*TO DO*
Where a line of the material contains the string "imperative", copy that line.

(Records from a data collection)
## BEGIN
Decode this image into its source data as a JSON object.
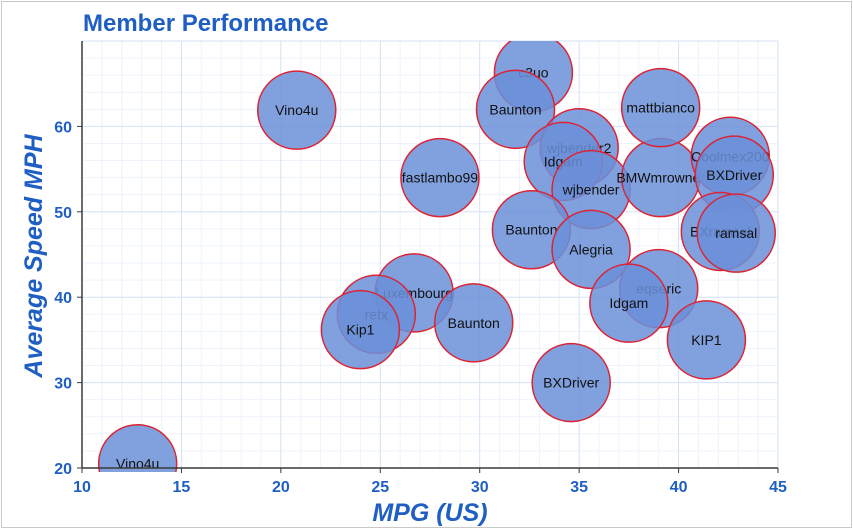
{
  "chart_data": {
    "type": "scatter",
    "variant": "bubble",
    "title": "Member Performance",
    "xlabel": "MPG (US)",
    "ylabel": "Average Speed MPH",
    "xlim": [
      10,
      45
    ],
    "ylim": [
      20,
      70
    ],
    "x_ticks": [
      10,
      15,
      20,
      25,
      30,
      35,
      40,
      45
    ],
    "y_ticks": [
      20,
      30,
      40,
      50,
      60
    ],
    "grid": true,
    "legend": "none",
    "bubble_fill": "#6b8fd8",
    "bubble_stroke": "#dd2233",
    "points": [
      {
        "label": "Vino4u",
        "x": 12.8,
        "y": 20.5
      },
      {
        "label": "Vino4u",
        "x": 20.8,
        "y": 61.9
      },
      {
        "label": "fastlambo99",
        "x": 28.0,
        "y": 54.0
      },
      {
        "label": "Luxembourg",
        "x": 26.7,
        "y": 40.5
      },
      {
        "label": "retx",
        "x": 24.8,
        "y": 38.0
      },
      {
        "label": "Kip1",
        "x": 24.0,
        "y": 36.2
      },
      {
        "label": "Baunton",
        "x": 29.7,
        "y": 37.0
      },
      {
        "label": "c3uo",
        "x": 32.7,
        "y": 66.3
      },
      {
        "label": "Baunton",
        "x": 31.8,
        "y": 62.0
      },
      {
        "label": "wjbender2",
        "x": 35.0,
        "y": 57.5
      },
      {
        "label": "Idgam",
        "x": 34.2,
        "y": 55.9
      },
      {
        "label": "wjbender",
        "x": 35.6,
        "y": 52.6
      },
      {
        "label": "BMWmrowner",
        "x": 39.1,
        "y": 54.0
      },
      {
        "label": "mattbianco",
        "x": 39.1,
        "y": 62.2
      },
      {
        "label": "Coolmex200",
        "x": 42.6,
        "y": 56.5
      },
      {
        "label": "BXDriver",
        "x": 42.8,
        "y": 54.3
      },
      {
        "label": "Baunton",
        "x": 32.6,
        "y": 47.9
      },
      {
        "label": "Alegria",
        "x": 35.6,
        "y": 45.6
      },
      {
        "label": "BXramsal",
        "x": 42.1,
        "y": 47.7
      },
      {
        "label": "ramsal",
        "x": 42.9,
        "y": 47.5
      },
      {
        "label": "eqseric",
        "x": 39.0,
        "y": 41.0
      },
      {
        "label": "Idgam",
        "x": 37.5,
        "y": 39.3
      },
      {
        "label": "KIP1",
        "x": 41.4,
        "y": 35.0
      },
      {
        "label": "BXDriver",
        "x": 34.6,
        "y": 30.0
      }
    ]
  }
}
## END
## BEGIN
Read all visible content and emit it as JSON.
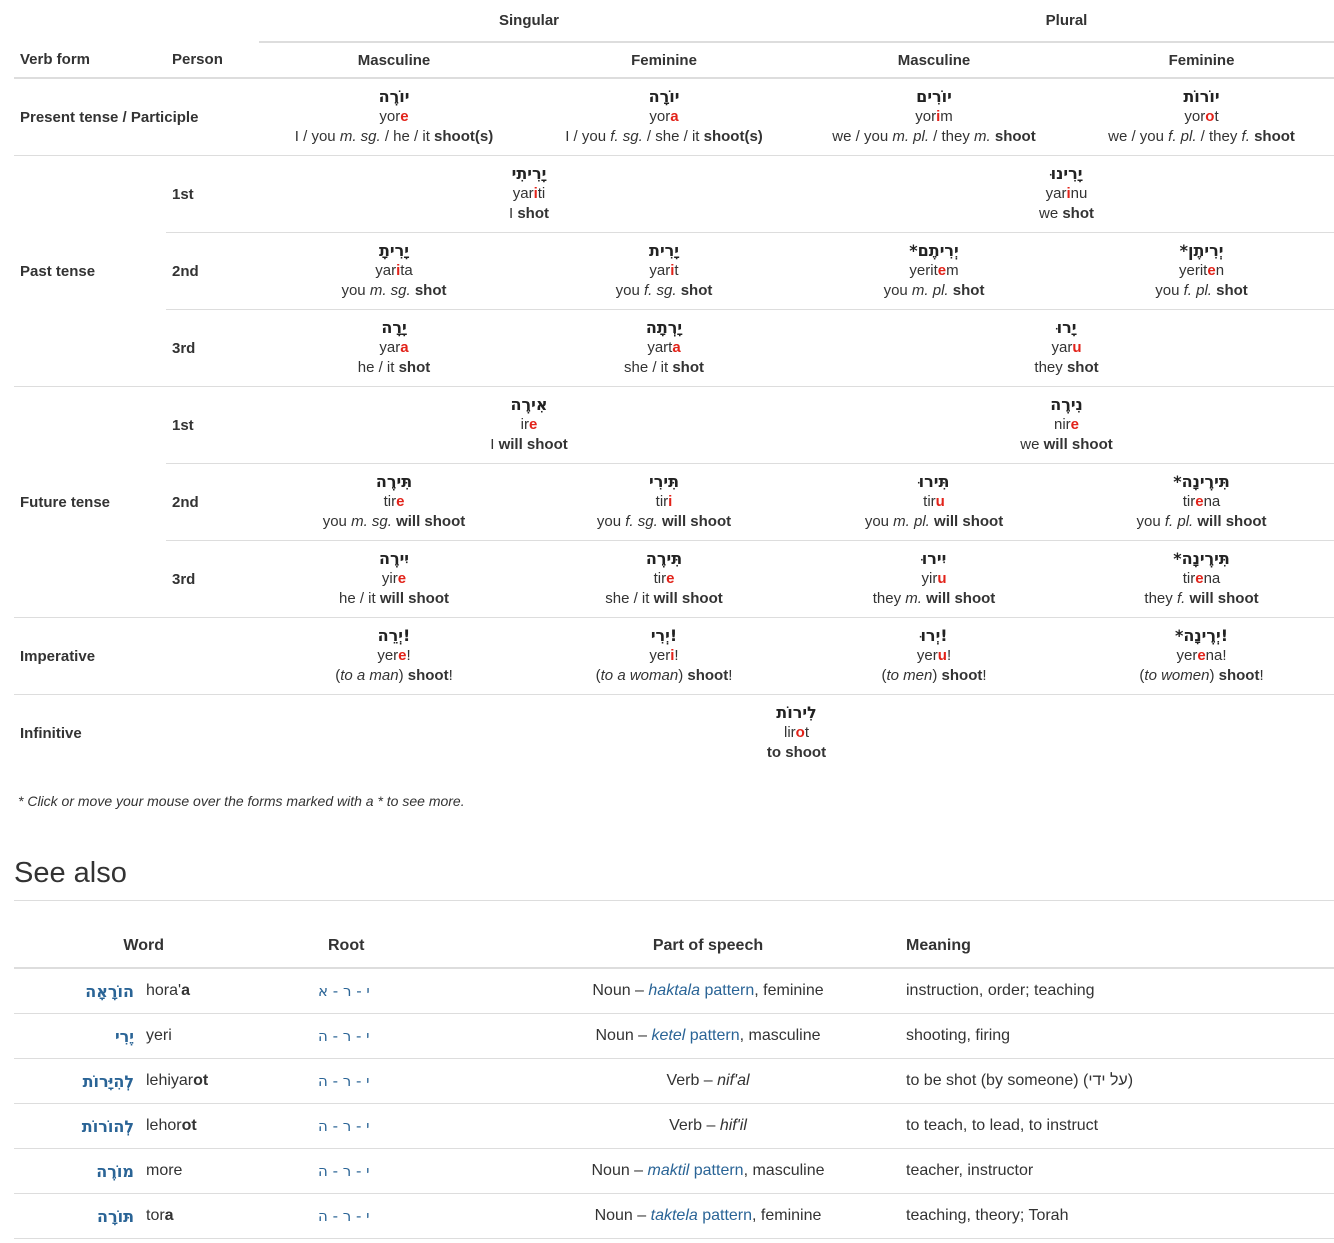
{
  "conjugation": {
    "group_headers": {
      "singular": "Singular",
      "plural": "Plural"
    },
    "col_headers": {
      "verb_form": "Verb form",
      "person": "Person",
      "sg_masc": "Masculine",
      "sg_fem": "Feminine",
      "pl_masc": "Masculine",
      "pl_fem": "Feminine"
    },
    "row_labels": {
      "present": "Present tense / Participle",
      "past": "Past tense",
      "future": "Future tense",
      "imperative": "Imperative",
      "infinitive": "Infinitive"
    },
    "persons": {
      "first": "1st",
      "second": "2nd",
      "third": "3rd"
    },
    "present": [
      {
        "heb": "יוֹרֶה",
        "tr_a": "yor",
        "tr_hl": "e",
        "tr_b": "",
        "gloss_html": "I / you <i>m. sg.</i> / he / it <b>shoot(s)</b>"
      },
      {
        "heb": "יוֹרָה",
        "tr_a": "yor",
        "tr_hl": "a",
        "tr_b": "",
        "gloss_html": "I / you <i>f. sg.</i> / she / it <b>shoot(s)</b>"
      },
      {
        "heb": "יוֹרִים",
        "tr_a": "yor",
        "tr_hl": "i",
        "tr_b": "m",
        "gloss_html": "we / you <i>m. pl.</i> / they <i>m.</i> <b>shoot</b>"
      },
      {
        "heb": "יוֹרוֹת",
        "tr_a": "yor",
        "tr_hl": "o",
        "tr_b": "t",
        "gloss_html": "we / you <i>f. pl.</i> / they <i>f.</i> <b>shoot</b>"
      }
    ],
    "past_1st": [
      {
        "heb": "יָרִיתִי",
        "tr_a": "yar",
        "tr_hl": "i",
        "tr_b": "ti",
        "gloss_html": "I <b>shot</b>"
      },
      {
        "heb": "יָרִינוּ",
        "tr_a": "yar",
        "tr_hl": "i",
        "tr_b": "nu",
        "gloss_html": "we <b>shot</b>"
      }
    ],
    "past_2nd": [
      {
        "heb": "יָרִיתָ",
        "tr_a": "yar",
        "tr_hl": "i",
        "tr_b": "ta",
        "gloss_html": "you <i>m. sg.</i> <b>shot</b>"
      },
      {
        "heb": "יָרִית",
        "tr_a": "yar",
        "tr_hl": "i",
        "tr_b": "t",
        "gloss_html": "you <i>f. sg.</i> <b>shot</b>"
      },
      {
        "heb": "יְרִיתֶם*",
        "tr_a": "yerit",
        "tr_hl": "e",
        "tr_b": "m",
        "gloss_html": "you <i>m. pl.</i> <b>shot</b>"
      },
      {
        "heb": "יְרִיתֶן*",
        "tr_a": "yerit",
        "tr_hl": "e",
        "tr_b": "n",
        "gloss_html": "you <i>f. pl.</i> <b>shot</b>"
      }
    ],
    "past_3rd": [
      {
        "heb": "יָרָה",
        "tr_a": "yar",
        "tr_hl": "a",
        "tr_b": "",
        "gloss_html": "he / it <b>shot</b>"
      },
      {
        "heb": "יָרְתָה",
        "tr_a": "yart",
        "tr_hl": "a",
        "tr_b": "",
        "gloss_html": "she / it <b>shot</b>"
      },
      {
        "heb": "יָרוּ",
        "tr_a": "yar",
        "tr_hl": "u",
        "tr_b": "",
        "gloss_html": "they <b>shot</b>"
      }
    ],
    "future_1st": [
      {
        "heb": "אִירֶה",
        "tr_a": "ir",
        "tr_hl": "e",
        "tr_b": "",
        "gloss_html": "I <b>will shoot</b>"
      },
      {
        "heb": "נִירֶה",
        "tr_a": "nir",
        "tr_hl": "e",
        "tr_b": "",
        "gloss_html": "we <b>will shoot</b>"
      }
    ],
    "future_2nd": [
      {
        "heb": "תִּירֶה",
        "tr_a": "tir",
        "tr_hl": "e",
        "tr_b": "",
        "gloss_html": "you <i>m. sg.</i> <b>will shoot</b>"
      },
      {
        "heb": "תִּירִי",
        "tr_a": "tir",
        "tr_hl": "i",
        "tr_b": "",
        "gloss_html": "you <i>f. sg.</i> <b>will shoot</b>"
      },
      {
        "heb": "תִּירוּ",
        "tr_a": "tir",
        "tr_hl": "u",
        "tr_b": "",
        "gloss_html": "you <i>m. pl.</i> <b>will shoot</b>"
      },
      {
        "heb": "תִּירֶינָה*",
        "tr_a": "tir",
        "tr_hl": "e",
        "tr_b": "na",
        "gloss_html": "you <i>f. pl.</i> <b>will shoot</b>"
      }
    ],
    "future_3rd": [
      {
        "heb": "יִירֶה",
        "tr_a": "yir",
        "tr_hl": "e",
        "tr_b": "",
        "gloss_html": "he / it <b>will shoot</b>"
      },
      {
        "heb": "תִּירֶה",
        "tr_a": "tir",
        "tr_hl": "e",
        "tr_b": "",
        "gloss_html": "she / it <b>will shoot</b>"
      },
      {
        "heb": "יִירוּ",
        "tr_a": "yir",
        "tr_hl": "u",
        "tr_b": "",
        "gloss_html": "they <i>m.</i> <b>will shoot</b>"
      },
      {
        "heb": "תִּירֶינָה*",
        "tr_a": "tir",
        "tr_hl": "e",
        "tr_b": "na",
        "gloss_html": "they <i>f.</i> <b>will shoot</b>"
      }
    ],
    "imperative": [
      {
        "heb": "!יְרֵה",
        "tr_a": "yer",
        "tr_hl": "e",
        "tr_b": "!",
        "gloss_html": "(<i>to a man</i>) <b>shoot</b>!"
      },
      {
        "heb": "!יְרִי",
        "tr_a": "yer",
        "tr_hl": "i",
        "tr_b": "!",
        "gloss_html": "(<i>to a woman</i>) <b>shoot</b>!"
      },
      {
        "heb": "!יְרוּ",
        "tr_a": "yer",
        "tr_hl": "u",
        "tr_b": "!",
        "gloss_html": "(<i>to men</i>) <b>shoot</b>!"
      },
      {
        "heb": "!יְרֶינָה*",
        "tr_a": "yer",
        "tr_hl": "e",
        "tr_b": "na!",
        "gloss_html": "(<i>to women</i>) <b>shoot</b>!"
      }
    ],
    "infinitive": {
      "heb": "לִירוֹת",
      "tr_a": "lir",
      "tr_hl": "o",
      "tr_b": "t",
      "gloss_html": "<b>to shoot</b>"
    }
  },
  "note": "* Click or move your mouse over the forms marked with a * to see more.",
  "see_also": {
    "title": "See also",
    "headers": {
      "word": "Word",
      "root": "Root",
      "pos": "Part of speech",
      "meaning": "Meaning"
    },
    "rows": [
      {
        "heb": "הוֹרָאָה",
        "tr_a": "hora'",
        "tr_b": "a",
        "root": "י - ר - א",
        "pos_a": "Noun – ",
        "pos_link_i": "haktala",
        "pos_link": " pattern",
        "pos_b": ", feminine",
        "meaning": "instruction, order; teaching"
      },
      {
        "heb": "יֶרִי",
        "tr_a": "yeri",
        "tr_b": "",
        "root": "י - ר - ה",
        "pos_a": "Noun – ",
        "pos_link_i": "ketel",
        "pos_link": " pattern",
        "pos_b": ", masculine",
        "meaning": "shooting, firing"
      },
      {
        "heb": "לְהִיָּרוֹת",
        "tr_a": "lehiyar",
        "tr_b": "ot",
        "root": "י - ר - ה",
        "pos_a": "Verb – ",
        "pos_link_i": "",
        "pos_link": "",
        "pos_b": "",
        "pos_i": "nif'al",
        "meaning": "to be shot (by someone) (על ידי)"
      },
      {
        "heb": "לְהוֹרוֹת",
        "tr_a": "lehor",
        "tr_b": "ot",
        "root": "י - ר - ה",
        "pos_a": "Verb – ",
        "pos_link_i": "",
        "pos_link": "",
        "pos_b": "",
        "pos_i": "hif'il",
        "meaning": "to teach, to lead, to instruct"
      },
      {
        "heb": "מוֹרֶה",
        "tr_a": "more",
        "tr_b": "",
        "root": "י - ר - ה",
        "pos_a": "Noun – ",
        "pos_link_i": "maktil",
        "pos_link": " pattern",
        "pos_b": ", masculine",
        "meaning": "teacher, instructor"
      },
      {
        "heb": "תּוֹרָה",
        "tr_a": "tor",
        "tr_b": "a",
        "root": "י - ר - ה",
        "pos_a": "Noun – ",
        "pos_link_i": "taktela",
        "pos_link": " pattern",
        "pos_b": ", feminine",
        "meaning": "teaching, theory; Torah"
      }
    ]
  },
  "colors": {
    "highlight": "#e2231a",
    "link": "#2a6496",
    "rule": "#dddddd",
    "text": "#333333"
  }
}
## END
## BEGIN
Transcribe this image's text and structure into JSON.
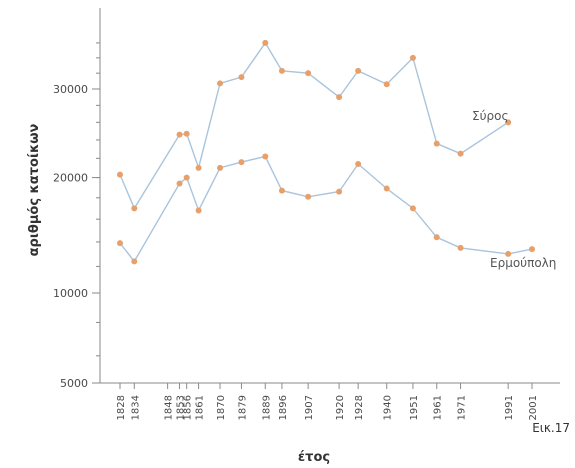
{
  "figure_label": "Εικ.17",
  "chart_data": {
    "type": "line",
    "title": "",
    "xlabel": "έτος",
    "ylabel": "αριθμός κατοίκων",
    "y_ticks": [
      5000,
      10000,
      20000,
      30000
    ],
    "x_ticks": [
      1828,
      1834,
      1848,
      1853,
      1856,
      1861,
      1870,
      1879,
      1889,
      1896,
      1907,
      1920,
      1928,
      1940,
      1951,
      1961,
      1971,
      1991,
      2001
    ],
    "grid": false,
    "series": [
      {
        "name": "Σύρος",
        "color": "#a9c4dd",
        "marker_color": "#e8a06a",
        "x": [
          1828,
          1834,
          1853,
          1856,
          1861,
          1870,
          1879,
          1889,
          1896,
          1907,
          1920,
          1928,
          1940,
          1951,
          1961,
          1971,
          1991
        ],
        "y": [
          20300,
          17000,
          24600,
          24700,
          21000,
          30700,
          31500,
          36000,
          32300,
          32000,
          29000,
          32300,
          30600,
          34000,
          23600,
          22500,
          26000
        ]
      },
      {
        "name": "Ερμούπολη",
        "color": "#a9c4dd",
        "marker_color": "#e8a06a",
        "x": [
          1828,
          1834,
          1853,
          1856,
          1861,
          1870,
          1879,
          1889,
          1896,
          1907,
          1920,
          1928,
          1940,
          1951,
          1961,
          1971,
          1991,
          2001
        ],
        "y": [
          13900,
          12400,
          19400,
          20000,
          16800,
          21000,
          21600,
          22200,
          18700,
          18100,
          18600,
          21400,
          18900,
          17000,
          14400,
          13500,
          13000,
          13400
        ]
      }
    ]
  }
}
## END
*THE ANSWER*
      "imperative": "Imperative",
    "imperative": [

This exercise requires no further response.